**WHAT IS ASKED:** Only the lines from the one containing "Give me the JSON data" to the end of the records belong in the output; print them exactly.

**RECORDS FOR THE EXERCISE:**
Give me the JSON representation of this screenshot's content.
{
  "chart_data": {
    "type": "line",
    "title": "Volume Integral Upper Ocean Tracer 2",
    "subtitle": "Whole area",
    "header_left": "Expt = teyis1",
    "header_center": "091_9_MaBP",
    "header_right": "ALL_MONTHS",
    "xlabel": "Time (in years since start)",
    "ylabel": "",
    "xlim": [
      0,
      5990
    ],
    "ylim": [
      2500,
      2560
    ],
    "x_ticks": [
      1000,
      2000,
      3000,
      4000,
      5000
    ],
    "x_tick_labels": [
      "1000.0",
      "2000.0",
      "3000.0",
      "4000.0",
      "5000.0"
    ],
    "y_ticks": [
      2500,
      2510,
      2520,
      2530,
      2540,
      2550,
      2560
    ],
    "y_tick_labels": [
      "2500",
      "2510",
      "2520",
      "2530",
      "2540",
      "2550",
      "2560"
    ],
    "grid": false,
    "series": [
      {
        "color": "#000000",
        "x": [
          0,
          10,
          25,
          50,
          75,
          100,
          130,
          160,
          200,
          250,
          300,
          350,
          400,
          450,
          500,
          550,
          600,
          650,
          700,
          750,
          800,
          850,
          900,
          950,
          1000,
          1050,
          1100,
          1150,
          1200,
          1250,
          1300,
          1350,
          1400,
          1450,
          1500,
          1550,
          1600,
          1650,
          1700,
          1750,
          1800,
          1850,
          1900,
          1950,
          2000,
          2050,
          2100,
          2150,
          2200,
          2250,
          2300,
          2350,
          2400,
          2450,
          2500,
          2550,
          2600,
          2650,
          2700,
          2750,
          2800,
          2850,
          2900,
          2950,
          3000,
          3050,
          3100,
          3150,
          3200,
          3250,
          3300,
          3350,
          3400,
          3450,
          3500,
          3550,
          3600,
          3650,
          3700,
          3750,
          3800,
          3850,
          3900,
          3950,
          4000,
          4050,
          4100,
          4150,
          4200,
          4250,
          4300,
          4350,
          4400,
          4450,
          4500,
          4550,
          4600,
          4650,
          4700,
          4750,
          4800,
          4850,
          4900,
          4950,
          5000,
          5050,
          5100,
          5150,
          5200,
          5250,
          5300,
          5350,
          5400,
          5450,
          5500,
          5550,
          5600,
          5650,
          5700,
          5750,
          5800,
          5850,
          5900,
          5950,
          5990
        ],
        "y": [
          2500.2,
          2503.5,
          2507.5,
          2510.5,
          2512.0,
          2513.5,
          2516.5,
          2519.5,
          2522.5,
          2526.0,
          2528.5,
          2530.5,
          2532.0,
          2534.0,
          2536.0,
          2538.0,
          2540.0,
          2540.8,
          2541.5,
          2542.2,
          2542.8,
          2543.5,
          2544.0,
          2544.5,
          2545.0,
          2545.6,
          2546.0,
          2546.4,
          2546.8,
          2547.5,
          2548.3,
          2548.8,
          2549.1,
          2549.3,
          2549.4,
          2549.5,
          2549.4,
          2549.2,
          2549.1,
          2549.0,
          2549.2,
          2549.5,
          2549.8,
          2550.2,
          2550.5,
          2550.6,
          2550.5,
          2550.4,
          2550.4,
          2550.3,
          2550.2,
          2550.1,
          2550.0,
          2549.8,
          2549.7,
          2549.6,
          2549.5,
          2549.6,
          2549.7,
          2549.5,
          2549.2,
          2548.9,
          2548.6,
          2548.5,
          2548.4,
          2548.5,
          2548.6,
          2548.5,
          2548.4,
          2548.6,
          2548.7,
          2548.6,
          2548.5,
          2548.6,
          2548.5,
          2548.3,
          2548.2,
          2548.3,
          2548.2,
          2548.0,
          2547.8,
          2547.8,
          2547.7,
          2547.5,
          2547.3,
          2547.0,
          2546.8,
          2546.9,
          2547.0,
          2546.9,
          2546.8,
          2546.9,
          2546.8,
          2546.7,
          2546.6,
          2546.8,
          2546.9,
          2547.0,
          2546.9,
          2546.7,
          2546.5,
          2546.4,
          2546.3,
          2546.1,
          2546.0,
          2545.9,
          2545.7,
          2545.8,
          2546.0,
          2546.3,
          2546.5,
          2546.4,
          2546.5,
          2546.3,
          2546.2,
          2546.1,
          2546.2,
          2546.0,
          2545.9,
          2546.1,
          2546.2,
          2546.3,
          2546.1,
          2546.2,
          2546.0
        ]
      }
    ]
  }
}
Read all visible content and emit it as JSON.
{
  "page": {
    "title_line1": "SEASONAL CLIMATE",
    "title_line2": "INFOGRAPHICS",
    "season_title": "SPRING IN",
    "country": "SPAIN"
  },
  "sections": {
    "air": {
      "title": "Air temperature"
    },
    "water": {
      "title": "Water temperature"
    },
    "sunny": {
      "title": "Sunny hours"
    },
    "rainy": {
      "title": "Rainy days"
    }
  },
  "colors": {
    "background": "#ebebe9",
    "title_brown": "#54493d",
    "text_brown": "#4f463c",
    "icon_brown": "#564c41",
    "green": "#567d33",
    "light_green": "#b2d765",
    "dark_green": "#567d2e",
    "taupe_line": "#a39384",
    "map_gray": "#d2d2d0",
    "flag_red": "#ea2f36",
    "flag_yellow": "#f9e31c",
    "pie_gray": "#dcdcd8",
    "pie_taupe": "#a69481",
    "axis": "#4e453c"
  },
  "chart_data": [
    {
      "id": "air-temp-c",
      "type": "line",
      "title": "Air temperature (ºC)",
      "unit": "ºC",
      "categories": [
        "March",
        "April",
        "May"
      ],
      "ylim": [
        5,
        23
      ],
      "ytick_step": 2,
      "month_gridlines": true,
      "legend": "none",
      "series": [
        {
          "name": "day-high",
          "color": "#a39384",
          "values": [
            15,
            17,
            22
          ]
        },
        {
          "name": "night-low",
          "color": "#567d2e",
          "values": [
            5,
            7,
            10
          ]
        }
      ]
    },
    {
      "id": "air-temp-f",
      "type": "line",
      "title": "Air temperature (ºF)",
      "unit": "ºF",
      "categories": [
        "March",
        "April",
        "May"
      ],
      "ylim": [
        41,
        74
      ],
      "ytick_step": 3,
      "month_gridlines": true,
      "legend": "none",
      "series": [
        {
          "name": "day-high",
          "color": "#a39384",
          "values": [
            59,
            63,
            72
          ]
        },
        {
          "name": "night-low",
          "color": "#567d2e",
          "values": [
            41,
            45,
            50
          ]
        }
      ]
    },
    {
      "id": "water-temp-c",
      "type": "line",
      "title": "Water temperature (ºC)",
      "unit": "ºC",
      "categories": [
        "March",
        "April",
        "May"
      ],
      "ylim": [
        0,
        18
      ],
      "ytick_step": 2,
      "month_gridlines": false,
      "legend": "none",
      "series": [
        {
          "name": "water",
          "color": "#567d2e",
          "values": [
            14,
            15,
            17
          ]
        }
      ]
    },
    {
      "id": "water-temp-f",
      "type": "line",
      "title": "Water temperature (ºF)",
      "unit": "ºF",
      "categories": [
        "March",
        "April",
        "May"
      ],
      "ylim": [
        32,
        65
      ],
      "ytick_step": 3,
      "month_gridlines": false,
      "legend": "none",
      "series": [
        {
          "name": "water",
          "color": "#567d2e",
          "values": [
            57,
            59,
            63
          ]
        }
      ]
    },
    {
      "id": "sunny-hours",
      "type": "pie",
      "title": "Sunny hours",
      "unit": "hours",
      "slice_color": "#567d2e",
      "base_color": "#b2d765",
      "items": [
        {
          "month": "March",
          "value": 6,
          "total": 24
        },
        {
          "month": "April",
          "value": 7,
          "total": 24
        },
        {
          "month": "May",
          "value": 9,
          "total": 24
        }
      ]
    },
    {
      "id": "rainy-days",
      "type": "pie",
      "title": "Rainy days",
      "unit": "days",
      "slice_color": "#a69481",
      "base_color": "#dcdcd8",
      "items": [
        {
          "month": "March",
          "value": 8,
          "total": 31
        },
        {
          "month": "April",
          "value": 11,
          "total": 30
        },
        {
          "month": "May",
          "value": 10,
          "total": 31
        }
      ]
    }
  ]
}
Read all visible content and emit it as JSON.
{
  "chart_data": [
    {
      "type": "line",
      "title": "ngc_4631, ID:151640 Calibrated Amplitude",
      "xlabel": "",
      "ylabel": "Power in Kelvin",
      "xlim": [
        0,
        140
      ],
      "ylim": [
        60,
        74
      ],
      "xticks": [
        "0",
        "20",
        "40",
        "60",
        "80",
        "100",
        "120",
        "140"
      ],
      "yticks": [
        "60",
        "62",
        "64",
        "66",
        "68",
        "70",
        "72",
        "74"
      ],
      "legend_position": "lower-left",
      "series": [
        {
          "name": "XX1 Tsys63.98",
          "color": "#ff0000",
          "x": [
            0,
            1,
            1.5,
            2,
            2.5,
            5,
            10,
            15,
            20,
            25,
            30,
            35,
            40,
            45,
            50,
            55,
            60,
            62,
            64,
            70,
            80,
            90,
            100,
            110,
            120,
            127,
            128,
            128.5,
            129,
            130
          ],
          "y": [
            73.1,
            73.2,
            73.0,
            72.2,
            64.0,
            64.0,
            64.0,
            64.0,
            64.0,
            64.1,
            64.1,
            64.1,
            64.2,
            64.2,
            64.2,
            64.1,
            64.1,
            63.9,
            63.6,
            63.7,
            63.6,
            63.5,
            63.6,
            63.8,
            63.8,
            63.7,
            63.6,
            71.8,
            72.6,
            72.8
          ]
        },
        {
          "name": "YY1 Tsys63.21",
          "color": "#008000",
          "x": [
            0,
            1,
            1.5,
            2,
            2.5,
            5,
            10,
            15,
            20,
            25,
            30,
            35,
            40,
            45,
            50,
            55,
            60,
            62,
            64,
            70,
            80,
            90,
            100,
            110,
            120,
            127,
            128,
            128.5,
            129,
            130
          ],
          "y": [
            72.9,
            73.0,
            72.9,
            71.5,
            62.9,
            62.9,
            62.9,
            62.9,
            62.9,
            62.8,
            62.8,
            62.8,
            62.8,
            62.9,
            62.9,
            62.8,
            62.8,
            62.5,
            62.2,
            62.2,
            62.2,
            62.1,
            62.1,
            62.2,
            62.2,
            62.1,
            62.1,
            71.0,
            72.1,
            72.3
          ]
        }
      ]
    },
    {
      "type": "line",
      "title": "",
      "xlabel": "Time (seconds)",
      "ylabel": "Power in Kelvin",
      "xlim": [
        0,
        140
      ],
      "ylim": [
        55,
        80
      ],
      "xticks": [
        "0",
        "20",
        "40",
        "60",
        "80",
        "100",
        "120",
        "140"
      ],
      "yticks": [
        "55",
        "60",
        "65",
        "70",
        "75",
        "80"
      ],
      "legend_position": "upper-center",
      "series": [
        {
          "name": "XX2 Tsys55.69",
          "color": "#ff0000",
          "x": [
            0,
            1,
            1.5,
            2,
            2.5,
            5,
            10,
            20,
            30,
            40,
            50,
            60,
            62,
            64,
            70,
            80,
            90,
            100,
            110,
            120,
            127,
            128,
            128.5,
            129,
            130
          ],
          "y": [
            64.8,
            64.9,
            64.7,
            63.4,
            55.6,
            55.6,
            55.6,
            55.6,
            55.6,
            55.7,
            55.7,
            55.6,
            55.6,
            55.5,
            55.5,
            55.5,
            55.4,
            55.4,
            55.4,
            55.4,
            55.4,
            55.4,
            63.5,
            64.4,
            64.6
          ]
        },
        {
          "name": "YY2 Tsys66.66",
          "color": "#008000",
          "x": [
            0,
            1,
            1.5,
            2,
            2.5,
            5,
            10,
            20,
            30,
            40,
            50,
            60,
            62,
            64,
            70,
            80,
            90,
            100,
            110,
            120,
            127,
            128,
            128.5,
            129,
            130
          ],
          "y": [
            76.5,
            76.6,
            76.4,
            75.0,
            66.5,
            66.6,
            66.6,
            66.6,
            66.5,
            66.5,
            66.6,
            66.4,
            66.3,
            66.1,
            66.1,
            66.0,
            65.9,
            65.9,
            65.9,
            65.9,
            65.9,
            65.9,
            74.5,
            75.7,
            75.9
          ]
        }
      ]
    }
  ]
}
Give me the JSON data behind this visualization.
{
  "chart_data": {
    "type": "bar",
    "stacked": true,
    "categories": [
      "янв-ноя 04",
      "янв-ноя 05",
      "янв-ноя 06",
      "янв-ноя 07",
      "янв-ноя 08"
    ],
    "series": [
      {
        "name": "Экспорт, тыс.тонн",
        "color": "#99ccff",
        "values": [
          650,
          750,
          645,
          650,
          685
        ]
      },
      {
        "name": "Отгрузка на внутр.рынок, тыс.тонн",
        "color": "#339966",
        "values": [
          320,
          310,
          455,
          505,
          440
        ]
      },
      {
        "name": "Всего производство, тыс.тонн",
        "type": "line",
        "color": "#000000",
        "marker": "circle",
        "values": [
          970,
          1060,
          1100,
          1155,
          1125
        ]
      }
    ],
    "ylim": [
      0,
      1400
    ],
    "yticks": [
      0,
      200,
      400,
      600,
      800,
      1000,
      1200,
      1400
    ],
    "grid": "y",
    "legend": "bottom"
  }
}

**SOLUTION:**
Give me the JSON data behind this visualization.
{
  "chart_data": {
    "type": "bar",
    "stacked": true,
    "categories": [
      "янв-ноя 04",
      "янв-ноя 05",
      "янв-ноя 06",
      "янв-ноя 07",
      "янв-ноя 08"
    ],
    "series": [
      {
        "name": "Экспорт, тыс.тонн",
        "color": "#99ccff",
        "values": [
          650,
          750,
          645,
          650,
          685
        ]
      },
      {
        "name": "Отгрузка на внутр.рынок, тыс.тонн",
        "color": "#339966",
        "values": [
          320,
          310,
          455,
          505,
          440
        ]
      },
      {
        "name": "Всего производство, тыс.тонн",
        "type": "line",
        "color": "#000000",
        "marker": "circle",
        "values": [
          970,
          1060,
          1100,
          1155,
          1125
        ]
      }
    ],
    "ylim": [
      0,
      1400
    ],
    "yticks": [
      0,
      200,
      400,
      600,
      800,
      1000,
      1200,
      1400
    ],
    "grid": "y",
    "legend": "bottom"
  }
}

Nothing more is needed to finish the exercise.